'''

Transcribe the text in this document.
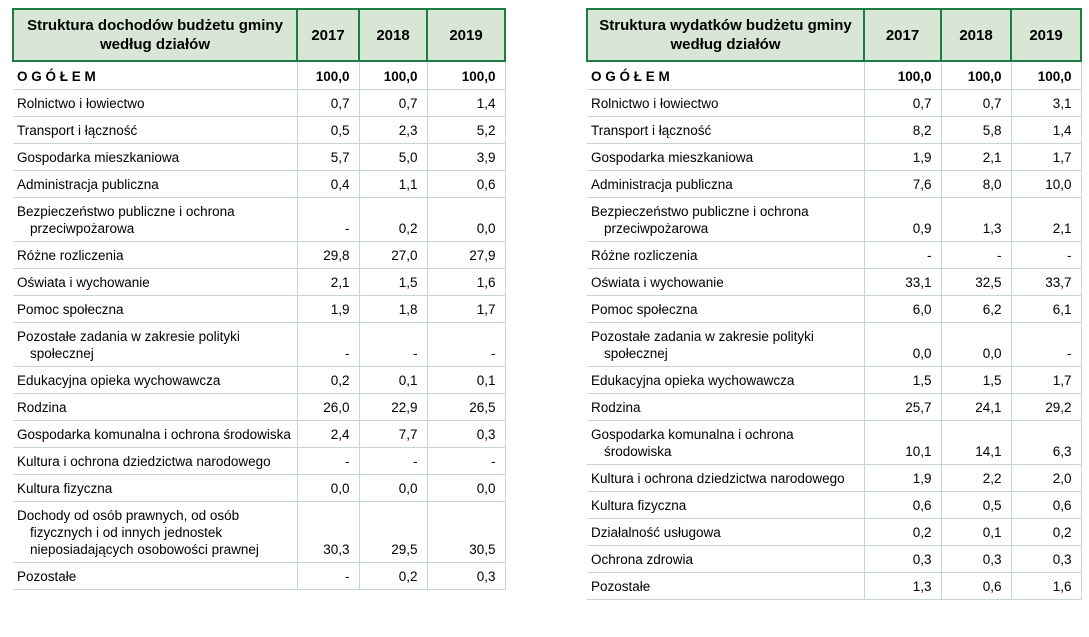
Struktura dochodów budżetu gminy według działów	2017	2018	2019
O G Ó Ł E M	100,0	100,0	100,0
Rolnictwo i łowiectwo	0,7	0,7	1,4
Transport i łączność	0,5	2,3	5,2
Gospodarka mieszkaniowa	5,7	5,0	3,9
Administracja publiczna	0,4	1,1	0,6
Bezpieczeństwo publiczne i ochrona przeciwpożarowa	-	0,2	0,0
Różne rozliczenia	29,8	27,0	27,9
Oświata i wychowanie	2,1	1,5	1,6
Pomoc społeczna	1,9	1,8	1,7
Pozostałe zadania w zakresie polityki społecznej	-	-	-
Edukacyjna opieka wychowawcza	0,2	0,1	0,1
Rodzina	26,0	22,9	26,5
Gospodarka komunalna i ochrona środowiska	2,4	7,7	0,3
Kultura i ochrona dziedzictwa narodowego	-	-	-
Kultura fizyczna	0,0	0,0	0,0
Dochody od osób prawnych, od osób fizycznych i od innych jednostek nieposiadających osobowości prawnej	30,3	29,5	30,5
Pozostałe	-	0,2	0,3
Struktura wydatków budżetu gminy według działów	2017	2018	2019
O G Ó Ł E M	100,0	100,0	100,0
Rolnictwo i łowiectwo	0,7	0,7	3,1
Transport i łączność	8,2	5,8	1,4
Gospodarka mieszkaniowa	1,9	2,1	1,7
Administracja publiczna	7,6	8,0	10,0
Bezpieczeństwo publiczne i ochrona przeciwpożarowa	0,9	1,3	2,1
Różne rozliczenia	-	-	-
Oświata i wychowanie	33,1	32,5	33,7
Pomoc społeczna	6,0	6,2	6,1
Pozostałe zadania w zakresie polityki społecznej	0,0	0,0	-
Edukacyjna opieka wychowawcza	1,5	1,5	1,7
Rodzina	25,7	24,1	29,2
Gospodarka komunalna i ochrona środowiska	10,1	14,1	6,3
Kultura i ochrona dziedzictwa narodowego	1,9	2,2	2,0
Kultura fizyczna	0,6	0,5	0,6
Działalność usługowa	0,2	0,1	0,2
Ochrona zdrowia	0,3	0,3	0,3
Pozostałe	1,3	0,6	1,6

'''

CHALLENGE
Make a list of all lines in the data that contain "zakresie".

TASK RESPONSE
Pozostałe zadania w zakresie polityki społecznej	-	-	-
Pozostałe zadania w zakresie polityki społecznej	0,0	0,0	-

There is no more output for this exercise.